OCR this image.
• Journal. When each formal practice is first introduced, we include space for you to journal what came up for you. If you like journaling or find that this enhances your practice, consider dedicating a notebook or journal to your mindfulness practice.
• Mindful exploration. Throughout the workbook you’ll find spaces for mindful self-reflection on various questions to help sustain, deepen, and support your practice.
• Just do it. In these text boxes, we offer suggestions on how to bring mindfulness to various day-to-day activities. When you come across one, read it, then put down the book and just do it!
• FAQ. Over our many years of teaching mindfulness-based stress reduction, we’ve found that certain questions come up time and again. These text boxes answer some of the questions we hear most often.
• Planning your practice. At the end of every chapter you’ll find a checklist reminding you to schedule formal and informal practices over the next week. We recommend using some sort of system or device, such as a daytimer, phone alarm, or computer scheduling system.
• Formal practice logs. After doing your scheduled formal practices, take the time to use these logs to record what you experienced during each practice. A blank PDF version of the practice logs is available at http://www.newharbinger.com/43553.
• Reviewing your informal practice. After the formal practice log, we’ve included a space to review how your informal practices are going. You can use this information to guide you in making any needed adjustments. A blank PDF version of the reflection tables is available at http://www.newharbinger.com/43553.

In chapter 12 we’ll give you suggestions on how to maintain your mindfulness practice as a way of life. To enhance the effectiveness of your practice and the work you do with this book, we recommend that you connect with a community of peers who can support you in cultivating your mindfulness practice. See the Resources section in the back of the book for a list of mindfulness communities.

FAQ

^^^^

— Given task —
Retype the data exactly as given.

— Correct response —
OCR this image.
• Journal. When each formal practice is first introduced, we include space for you to journal what came up for you. If you like journaling or find that this enhances your practice, consider dedicating a notebook or journal to your mindfulness practice.
• Mindful exploration. Throughout the workbook you’ll find spaces for mindful self-reflection on various questions to help sustain, deepen, and support your practice.
• Just do it. In these text boxes, we offer suggestions on how to bring mindfulness to various day-to-day activities. When you come across one, read it, then put down the book and just do it!
• FAQ. Over our many years of teaching mindfulness-based stress reduction, we’ve found that certain questions come up time and again. These text boxes answer some of the questions we hear most often.
• Planning your practice. At the end of every chapter you’ll find a checklist reminding you to schedule formal and informal practices over the next week. We recommend using some sort of system or device, such as a daytimer, phone alarm, or computer scheduling system.
• Formal practice logs. After doing your scheduled formal practices, take the time to use these logs to record what you experienced during each practice. A blank PDF version of the practice logs is available at http://www.newharbinger.com/43553.
• Reviewing your informal practice. After the formal practice log, we’ve included a space to review how your informal practices are going. You can use this information to guide you in making any needed adjustments. A blank PDF version of the reflection tables is available at http://www.newharbinger.com/43553.

In chapter 12 we’ll give you suggestions on how to maintain your mindfulness practice as a way of life. To enhance the effectiveness of your practice and the work you do with this book, we recommend that you connect with a community of peers who can support you in cultivating your mindfulness practice. See the Resources section in the back of the book for a list of mindfulness communities.

FAQ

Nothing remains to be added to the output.